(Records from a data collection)

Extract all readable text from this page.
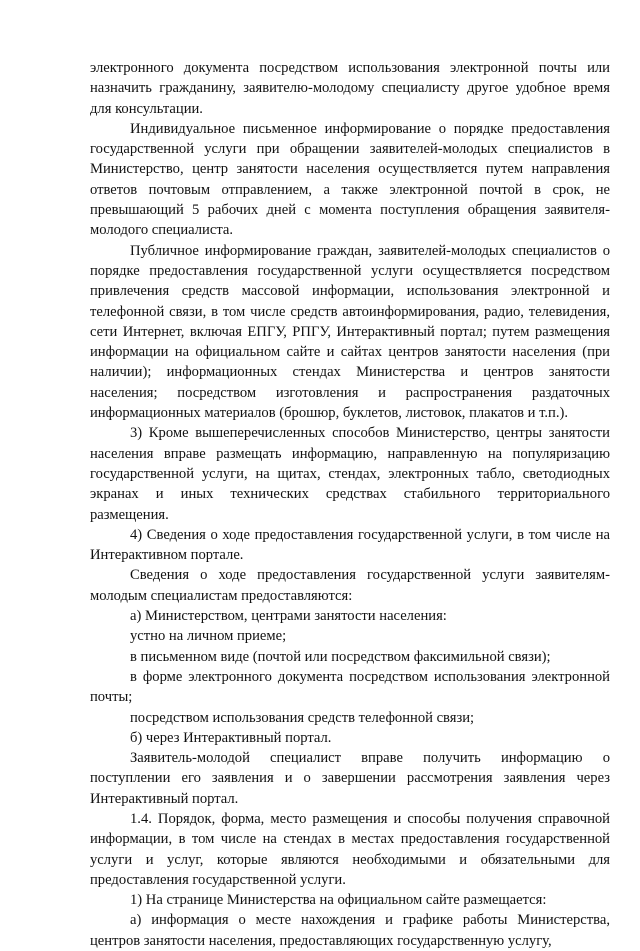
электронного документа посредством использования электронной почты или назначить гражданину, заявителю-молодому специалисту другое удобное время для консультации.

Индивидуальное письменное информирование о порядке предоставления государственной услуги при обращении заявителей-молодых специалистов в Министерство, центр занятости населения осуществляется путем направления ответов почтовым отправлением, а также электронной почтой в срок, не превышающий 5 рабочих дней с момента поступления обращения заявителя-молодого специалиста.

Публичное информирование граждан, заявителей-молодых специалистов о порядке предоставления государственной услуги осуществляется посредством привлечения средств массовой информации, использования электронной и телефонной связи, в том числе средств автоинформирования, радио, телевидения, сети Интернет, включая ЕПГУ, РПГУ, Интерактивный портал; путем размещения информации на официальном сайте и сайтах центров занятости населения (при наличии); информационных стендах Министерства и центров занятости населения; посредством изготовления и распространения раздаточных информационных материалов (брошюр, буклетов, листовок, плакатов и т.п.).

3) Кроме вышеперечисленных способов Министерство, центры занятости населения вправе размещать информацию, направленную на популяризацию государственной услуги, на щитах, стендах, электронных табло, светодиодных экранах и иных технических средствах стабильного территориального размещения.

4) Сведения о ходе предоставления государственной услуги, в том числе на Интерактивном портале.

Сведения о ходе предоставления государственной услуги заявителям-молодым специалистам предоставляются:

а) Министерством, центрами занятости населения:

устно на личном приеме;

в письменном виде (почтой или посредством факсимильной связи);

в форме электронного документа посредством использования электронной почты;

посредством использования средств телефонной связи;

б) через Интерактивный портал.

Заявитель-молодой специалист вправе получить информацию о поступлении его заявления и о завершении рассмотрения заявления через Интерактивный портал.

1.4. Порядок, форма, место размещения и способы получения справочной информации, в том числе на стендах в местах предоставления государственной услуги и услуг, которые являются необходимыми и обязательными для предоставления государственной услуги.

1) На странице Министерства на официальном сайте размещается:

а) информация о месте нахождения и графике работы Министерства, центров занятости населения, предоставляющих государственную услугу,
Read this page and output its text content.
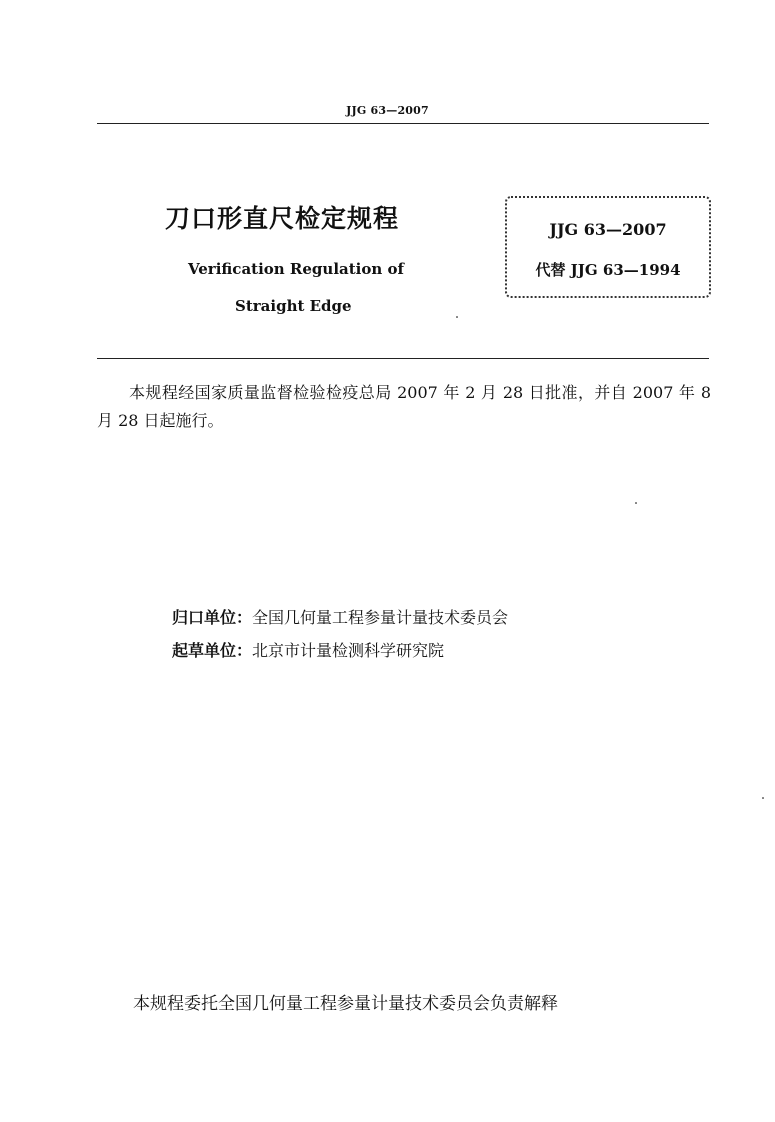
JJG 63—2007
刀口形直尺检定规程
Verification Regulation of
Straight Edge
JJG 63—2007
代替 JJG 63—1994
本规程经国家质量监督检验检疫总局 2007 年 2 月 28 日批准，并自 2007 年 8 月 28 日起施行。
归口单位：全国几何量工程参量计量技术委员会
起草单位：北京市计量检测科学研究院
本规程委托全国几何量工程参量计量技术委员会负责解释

* _Task to carry out_:
Filter the records above for lines containing the word "почтой", and copy those lines.

* _Answer for the task_:
Индивидуальное письменное информирование о порядке предоставления государственной услуги при обращении заявителей-молодых специалистов в Министерство, центр занятости населения осуществляется путем направления ответов почтовым отправлением, а также электронной почтой в срок, не превышающий 5 рабочих дней с момента поступления обращения заявителя-молодого специалиста.
в письменном виде (почтой или посредством факсимильной связи);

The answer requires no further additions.